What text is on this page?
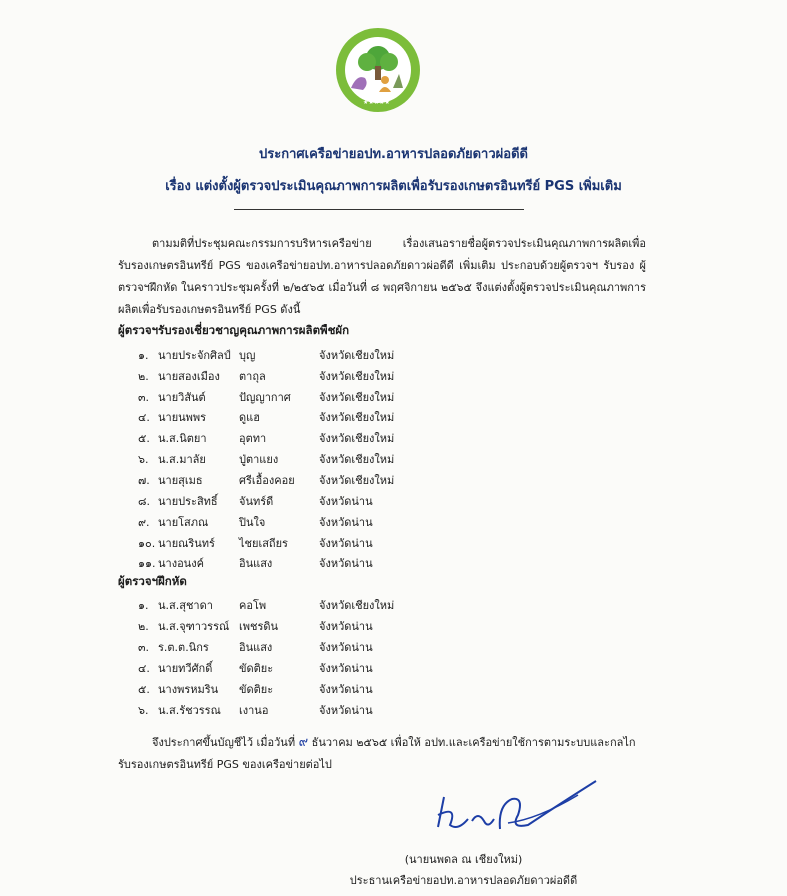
★★★★★
ประกาศเครือข่ายอปท.อาหารปลอดภัยดาวผ่อดีดี
เรื่อง แต่งตั้งผู้ตรวจประเมินคุณภาพการผลิตเพื่อรับรองเกษตรอินทรีย์ PGS เพิ่มเติม
ตามมติที่ประชุมคณะกรรมการบริหารเครือข่าย เรื่องเสนอรายชื่อผู้ตรวจประเมินคุณภาพการผลิตเพื่อรับรองเกษตรอินทรีย์ PGS ของเครือข่ายอปท.อาหารปลอดภัยดาวผ่อดีดี เพิ่มเติม ประกอบด้วยผู้ตรวจฯ รับรอง ผู้ตรวจฯฝึกหัด ในคราวประชุมครั้งที่ ๒/๒๕๖๕ เมื่อวันที่ ๘ พฤศจิกายน ๒๕๖๕ จึงแต่งตั้งผู้ตรวจประเมินคุณภาพการผลิตเพื่อรับรองเกษตรอินทรีย์ PGS ดังนี้
ผู้ตรวจฯรับรองเชี่ยวชาญคุณภาพการผลิตพืชผัก
๑. นายประจักศิลป์ บุญ	จังหวัดเชียงใหม่
๒. นายสองเมือง ตาถุล	จังหวัดเชียงใหม่
๓. นายวิสันต์	ปัญญากาศ	จังหวัดเชียงใหม่
๔. นายนพพร	ดูแฮ	จังหวัดเชียงใหม่
๕. น.ส.นิตยา	อุตทา	จังหวัดเชียงใหม่
๖. น.ส.มาลัย	ปู่ตาแยง	จังหวัดเชียงใหม่
๗. นายสุเมธ	ศรีเอื้องคอย จังหวัดเชียงใหม่
๘. นายประสิทธิ์ จันทร์ดี	จังหวัดน่าน
๙. นายโสภณ	ปินใจ	จังหวัดน่าน
๑๐. นายณรินทร์ ไชยเสถียร	จังหวัดน่าน
๑๑. นางอนงค์	อินแสง	จังหวัดน่าน
ผู้ตรวจฯฝึกหัด
๑. น.ส.สุชาดา คอโพ	จังหวัดเชียงใหม่
๒. น.ส.จุฑาวรรณ์ เพชรดิน	จังหวัดน่าน
๓. ร.ต.ต.นิกร	อินแสง	จังหวัดน่าน
๔. นายทวีศักดิ์ ขัดติยะ	จังหวัดน่าน
๕. นางพรหมริน ขัดติยะ	จังหวัดน่าน
๖. น.ส.รัชวรรณ เงานอ	จังหวัดน่าน
จึงประกาศขึ้นบัญชีไว้ เมื่อวันที่ ๙ ธันวาคม ๒๕๖๕ เพื่อให้ อปท.และเครือข่ายใช้การตามระบบและกลไกรับรองเกษตรอินทรีย์ PGS ของเครือข่ายต่อไป
(นายนพดล ณ เชียงใหม่)
ประธานเครือข่ายอปท.อาหารปลอดภัยดาวผ่อดีดี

────

* EXERCISE DETAILS *
Check all the records above and select each line where the string "บรองเกษตรอ" is found.

* WRITTEN ANSWER *
เรื่อง แต่งตั้งผู้ตรวจประเมินคุณภาพการผลิตเพื่อรับรองเกษตรอินทรีย์ PGS เพิ่มเติม
ตามมติที่ประชุมคณะกรรมการบริหารเครือข่าย เรื่องเสนอรายชื่อผู้ตรวจประเมินคุณภาพการผลิตเพื่อรับรองเกษตรอินทรีย์ PGS ของเครือข่ายอปท.อาหารปลอดภัยดาวผ่อดีดี เพิ่มเติม ประกอบด้วยผู้ตรวจฯ รับรอง ผู้ตรวจฯฝึกหัด ในคราวประชุมครั้งที่ ๒/๒๕๖๕ เมื่อวันที่ ๘ พฤศจิกายน ๒๕๖๕ จึงแต่งตั้งผู้ตรวจประเมินคุณภาพการผลิตเพื่อรับรองเกษตรอินทรีย์ PGS ดังนี้
จึงประกาศขึ้นบัญชีไว้ เมื่อวันที่ ๙ ธันวาคม ๒๕๖๕ เพื่อให้ อปท.และเครือข่ายใช้การตามระบบและกลไกรับรองเกษตรอินทรีย์ PGS ของเครือข่ายต่อไป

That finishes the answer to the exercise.